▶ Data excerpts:

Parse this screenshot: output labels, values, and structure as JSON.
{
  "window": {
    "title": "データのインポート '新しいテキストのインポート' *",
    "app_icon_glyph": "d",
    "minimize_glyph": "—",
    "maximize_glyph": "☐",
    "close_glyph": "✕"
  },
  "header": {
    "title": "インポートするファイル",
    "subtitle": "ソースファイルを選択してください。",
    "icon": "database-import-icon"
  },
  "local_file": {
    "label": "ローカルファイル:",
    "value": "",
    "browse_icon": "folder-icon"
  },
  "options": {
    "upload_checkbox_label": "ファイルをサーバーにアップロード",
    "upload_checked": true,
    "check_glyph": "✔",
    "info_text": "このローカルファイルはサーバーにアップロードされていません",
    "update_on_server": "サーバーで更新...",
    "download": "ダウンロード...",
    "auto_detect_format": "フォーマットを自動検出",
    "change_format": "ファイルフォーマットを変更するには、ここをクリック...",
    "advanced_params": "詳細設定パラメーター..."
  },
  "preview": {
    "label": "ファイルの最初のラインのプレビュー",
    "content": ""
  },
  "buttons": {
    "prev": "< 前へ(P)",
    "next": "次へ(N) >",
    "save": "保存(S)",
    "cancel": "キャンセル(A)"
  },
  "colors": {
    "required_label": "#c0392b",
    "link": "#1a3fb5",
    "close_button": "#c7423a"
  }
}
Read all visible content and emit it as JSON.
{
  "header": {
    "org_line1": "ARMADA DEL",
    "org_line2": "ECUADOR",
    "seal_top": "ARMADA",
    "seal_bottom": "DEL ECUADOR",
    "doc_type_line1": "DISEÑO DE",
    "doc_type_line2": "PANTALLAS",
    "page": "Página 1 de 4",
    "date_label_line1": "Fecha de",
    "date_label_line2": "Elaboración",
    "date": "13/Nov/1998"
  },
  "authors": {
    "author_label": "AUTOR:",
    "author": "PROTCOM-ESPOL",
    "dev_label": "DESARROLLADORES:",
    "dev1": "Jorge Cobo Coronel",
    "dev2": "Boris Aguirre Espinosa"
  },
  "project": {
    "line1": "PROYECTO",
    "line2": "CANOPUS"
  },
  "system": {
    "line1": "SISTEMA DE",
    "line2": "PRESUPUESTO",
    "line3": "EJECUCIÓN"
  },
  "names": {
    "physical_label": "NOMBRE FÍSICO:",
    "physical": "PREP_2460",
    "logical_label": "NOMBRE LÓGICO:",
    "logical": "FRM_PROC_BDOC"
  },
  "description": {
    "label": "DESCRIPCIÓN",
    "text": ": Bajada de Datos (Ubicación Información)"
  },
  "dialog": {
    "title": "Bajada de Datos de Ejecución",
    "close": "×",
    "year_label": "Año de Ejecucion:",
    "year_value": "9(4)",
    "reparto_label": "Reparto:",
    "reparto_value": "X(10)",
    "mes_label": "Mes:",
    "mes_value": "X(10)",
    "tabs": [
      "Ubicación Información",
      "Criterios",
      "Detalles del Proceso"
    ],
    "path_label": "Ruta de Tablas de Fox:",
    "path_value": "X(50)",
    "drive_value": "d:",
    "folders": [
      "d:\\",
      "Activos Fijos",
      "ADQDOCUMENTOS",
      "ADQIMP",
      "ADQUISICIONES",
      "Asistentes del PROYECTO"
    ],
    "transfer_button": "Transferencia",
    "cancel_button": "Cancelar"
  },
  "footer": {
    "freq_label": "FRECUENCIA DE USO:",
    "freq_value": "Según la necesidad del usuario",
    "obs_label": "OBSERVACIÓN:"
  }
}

▶ Problem: Report only how many lines in the records contain the word "ECUADOR".

▶ Final result: 2